■ PROBLEM REQUIREMENTS
Transcribe all the entries word for word, skipping the pictures.

■ PROVIDED RECORDS
— Start —
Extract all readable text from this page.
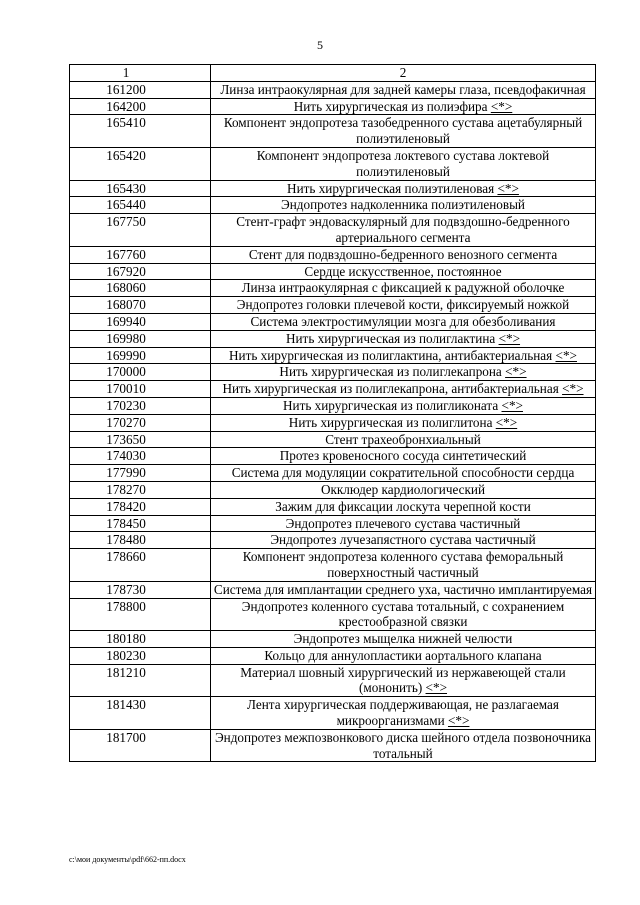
5
1	2
161200	Линза интраокулярная для задней камеры глаза, псевдофакичная
164200	Нить хирургическая из полиэфира <*>
165410	Компонент эндопротеза тазобедренного сустава ацетабулярный полиэтиленовый
165420	Компонент эндопротеза локтевого сустава локтевой полиэтиленовый
165430	Нить хирургическая полиэтиленовая <*>
165440	Эндопротез надколенника полиэтиленовый
167750	Стент-графт эндоваскулярный для подвздошно-бедренного артериального сегмента
167760	Стент для подвздошно-бедренного венозного сегмента
167920	Сердце искусственное, постоянное
168060	Линза интраокулярная с фиксацией к радужной оболочке
168070	Эндопротез головки плечевой кости, фиксируемый ножкой
169940	Система электростимуляции мозга для обезболивания
169980	Нить хирургическая из полиглактина <*>
169990	Нить хирургическая из полиглактина, антибактериальная <*>
170000	Нить хирургическая из полиглекапрона <*>
170010	Нить хирургическая из полиглекапрона, антибактериальная <*>
170230	Нить хирургическая из полигликоната <*>
170270	Нить хирургическая из полиглитона <*>
173650	Стент трахеобронхиальный
174030	Протез кровеносного сосуда синтетический
177990	Система для модуляции сократительной способности сердца
178270	Окклюдер кардиологический
178420	Зажим для фиксации лоскута черепной кости
178450	Эндопротез плечевого сустава частичный
178480	Эндопротез лучезапястного сустава частичный
178660	Компонент эндопротеза коленного сустава феморальный поверхностный частичный
178730	Система для имплантации среднего уха, частично имплантируемая
178800	Эндопротез коленного сустава тотальный, с сохранением крестообразной связки
180180	Эндопротез мыщелка нижней челюсти
180230	Кольцо для аннулопластики аортального клапана
181210	Материал шовный хирургический из нержавеющей стали (мононить) <*>
181430	Лента хирургическая поддерживающая, не разлагаемая микроорганизмами <*>
181700	Эндопротез межпозвонкового диска шейного отдела позвоночника тотальный
c:\мои документы\pdf\662-пп.docx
— End —
■ ANSWER TO THE TASK
Extract all readable text from this page.
5
1	2
161200	Линза интраокулярная для задней камеры глаза, псевдофакичная
164200	Нить хирургическая из полиэфира <*>
165410	Компонент эндопротеза тазобедренного сустава ацетабулярный полиэтиленовый
165420	Компонент эндопротеза локтевого сустава локтевой полиэтиленовый
165430	Нить хирургическая полиэтиленовая <*>
165440	Эндопротез надколенника полиэтиленовый
167750	Стент-графт эндоваскулярный для подвздошно-бедренного артериального сегмента
167760	Стент для подвздошно-бедренного венозного сегмента
167920	Сердце искусственное, постоянное
168060	Линза интраокулярная с фиксацией к радужной оболочке
168070	Эндопротез головки плечевой кости, фиксируемый ножкой
169940	Система электростимуляции мозга для обезболивания
169980	Нить хирургическая из полиглактина <*>
169990	Нить хирургическая из полиглактина, антибактериальная <*>
170000	Нить хирургическая из полиглекапрона <*>
170010	Нить хирургическая из полиглекапрона, антибактериальная <*>
170230	Нить хирургическая из полигликоната <*>
170270	Нить хирургическая из полиглитона <*>
173650	Стент трахеобронхиальный
174030	Протез кровеносного сосуда синтетический
177990	Система для модуляции сократительной способности сердца
178270	Окклюдер кардиологический
178420	Зажим для фиксации лоскута черепной кости
178450	Эндопротез плечевого сустава частичный
178480	Эндопротез лучезапястного сустава частичный
178660	Компонент эндопротеза коленного сустава феморальный поверхностный частичный
178730	Система для имплантации среднего уха, частично имплантируемая
178800	Эндопротез коленного сустава тотальный, с сохранением крестообразной связки
180180	Эндопротез мыщелка нижней челюсти
180230	Кольцо для аннулопластики аортального клапана
181210	Материал шовный хирургический из нержавеющей стали (мононить) <*>
181430	Лента хирургическая поддерживающая, не разлагаемая микроорганизмами <*>
181700	Эндопротез межпозвонкового диска шейного отдела позвоночника тотальный
c:\мои документы\pdf\662-пп.docx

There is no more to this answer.